-- Start --
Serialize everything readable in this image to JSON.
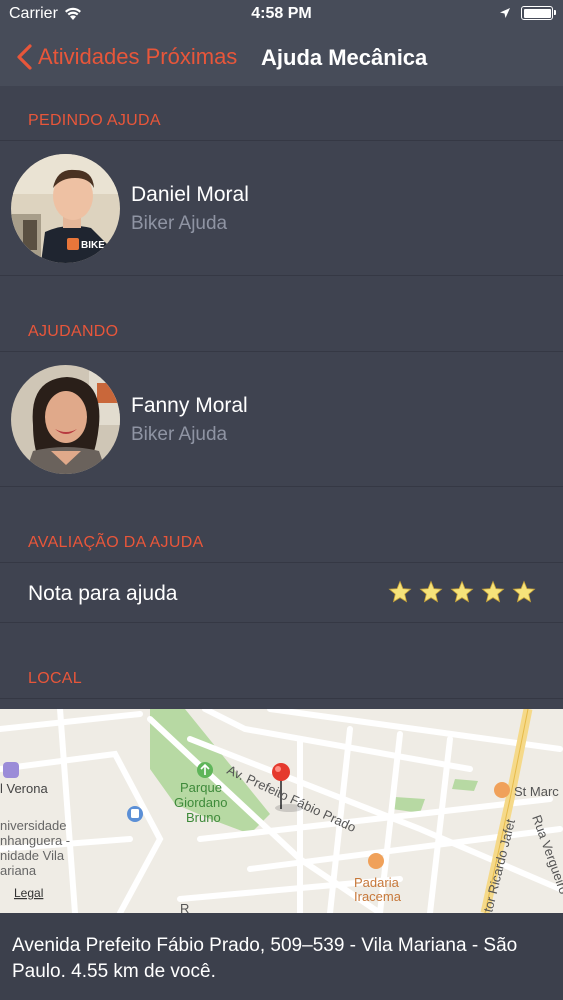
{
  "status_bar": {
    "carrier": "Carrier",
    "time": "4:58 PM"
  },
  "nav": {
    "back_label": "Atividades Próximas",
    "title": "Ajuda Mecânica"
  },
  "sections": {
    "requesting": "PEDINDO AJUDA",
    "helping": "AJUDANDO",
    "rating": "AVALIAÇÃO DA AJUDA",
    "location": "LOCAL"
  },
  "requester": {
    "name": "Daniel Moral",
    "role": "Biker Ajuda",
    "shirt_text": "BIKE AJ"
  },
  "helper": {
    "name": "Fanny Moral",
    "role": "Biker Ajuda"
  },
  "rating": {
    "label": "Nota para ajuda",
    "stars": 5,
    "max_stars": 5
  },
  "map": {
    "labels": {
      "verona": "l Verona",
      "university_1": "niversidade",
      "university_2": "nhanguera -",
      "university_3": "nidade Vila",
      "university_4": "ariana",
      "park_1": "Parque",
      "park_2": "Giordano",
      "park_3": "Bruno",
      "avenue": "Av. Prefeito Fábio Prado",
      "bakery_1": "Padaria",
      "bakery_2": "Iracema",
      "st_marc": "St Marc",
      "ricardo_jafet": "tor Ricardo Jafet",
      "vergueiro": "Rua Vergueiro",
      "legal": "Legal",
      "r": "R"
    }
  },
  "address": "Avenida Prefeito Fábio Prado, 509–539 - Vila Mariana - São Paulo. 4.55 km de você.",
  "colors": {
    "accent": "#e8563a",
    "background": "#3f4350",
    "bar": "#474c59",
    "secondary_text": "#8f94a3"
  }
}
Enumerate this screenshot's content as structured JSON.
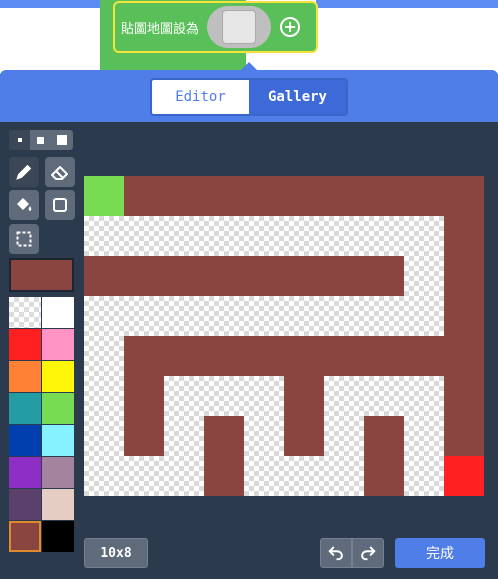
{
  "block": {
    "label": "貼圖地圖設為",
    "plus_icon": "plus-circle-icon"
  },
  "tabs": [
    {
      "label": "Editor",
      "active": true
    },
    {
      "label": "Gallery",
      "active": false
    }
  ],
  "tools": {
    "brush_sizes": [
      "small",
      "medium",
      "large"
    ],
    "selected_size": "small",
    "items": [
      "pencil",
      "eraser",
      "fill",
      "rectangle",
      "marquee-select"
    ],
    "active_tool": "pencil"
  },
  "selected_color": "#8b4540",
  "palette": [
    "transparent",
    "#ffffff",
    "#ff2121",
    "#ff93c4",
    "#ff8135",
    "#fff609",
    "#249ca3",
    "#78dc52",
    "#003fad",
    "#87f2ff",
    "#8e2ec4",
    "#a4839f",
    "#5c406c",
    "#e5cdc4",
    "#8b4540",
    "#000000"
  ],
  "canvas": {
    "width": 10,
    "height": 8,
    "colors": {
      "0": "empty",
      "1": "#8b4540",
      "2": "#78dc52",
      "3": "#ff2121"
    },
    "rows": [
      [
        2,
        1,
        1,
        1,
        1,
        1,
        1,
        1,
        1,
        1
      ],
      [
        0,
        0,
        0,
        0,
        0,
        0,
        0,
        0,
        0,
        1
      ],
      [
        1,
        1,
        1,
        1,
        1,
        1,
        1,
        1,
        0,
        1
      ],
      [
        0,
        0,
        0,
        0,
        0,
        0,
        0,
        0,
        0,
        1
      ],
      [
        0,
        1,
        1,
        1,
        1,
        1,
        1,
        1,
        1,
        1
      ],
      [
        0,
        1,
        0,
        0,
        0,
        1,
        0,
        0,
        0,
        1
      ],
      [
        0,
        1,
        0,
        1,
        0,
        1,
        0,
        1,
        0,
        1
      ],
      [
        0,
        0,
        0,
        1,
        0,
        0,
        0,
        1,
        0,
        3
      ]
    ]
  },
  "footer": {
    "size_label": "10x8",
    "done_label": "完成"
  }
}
-- End --
-- Start --
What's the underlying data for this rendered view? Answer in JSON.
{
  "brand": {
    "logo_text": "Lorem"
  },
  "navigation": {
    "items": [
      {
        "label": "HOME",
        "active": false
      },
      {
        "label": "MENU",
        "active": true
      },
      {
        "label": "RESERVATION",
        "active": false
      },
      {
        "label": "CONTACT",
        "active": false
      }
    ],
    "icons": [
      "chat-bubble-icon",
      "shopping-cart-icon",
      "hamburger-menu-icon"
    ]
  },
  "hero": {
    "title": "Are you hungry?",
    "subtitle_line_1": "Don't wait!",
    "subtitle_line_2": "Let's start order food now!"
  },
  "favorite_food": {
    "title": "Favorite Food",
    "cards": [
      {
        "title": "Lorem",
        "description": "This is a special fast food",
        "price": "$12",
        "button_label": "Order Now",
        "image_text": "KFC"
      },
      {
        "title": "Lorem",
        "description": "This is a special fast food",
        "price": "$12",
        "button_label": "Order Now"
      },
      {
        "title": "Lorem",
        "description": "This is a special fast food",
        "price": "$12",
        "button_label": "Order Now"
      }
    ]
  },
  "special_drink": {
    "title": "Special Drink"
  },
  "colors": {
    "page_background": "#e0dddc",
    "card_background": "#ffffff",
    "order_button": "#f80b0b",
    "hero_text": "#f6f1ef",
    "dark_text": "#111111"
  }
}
-- End --
> What this task involves
Lines that hold "Prefeito" are the ones to copy; find all of them.

> Exercise response
      "avenue": "Av. Prefeito Fábio Prado",
  "address": "Avenida Prefeito Fábio Prado, 509–539 - Vila Mariana - São Paulo. 4.55 km de você.",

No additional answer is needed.